▶ **Aim**: Below are some records; return each one exactly.

▶ **Records provided**:
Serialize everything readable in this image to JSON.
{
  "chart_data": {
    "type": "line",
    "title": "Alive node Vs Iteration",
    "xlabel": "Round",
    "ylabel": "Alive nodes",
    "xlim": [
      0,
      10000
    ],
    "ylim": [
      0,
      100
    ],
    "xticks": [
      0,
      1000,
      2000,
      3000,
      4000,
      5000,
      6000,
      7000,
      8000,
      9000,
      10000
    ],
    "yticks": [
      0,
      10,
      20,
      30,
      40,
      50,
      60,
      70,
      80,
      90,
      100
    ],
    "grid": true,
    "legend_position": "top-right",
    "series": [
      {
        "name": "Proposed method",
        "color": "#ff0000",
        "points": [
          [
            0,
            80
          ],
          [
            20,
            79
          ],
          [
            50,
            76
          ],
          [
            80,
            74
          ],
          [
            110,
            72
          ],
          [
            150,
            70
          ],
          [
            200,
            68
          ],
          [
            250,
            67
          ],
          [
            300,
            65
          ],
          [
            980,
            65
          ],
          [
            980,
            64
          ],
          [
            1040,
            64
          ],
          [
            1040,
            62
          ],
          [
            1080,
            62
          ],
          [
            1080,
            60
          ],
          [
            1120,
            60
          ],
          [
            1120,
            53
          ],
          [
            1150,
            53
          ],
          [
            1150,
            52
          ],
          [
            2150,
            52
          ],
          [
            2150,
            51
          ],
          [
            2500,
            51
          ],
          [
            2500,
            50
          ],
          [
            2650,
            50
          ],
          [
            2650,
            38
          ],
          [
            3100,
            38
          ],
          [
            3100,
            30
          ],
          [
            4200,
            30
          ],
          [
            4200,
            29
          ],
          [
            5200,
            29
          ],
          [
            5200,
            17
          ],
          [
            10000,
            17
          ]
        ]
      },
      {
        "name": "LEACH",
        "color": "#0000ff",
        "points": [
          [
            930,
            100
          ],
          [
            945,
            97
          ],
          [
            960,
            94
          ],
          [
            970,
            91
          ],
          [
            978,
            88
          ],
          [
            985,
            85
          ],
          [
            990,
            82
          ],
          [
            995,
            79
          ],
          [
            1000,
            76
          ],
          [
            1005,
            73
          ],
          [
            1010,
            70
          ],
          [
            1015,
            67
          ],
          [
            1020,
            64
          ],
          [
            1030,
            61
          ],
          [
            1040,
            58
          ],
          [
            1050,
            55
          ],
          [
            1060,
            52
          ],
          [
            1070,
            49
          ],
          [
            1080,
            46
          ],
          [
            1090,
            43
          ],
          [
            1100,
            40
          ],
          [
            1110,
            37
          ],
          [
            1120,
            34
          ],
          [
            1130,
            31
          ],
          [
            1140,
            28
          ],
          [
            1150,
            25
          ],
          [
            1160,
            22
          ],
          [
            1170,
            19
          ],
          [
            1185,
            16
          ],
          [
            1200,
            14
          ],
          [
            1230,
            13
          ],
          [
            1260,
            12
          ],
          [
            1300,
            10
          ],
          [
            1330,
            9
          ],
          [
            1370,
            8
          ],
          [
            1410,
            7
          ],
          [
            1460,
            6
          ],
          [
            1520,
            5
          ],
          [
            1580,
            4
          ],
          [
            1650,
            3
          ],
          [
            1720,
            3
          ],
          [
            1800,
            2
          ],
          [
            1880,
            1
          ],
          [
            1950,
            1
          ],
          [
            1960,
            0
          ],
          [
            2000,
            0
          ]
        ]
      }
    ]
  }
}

▶ **Written solution**:
Serialize everything readable in this image to JSON.
{
  "chart_data": {
    "type": "line",
    "title": "Alive node Vs Iteration",
    "xlabel": "Round",
    "ylabel": "Alive nodes",
    "xlim": [
      0,
      10000
    ],
    "ylim": [
      0,
      100
    ],
    "xticks": [
      0,
      1000,
      2000,
      3000,
      4000,
      5000,
      6000,
      7000,
      8000,
      9000,
      10000
    ],
    "yticks": [
      0,
      10,
      20,
      30,
      40,
      50,
      60,
      70,
      80,
      90,
      100
    ],
    "grid": true,
    "legend_position": "top-right",
    "series": [
      {
        "name": "Proposed method",
        "color": "#ff0000",
        "points": [
          [
            0,
            80
          ],
          [
            20,
            79
          ],
          [
            50,
            76
          ],
          [
            80,
            74
          ],
          [
            110,
            72
          ],
          [
            150,
            70
          ],
          [
            200,
            68
          ],
          [
            250,
            67
          ],
          [
            300,
            65
          ],
          [
            980,
            65
          ],
          [
            980,
            64
          ],
          [
            1040,
            64
          ],
          [
            1040,
            62
          ],
          [
            1080,
            62
          ],
          [
            1080,
            60
          ],
          [
            1120,
            60
          ],
          [
            1120,
            53
          ],
          [
            1150,
            53
          ],
          [
            1150,
            52
          ],
          [
            2150,
            52
          ],
          [
            2150,
            51
          ],
          [
            2500,
            51
          ],
          [
            2500,
            50
          ],
          [
            2650,
            50
          ],
          [
            2650,
            38
          ],
          [
            3100,
            38
          ],
          [
            3100,
            30
          ],
          [
            4200,
            30
          ],
          [
            4200,
            29
          ],
          [
            5200,
            29
          ],
          [
            5200,
            17
          ],
          [
            10000,
            17
          ]
        ]
      },
      {
        "name": "LEACH",
        "color": "#0000ff",
        "points": [
          [
            930,
            100
          ],
          [
            945,
            97
          ],
          [
            960,
            94
          ],
          [
            970,
            91
          ],
          [
            978,
            88
          ],
          [
            985,
            85
          ],
          [
            990,
            82
          ],
          [
            995,
            79
          ],
          [
            1000,
            76
          ],
          [
            1005,
            73
          ],
          [
            1010,
            70
          ],
          [
            1015,
            67
          ],
          [
            1020,
            64
          ],
          [
            1030,
            61
          ],
          [
            1040,
            58
          ],
          [
            1050,
            55
          ],
          [
            1060,
            52
          ],
          [
            1070,
            49
          ],
          [
            1080,
            46
          ],
          [
            1090,
            43
          ],
          [
            1100,
            40
          ],
          [
            1110,
            37
          ],
          [
            1120,
            34
          ],
          [
            1130,
            31
          ],
          [
            1140,
            28
          ],
          [
            1150,
            25
          ],
          [
            1160,
            22
          ],
          [
            1170,
            19
          ],
          [
            1185,
            16
          ],
          [
            1200,
            14
          ],
          [
            1230,
            13
          ],
          [
            1260,
            12
          ],
          [
            1300,
            10
          ],
          [
            1330,
            9
          ],
          [
            1370,
            8
          ],
          [
            1410,
            7
          ],
          [
            1460,
            6
          ],
          [
            1520,
            5
          ],
          [
            1580,
            4
          ],
          [
            1650,
            3
          ],
          [
            1720,
            3
          ],
          [
            1800,
            2
          ],
          [
            1880,
            1
          ],
          [
            1950,
            1
          ],
          [
            1960,
            0
          ],
          [
            2000,
            0
          ]
        ]
      }
    ]
  }
}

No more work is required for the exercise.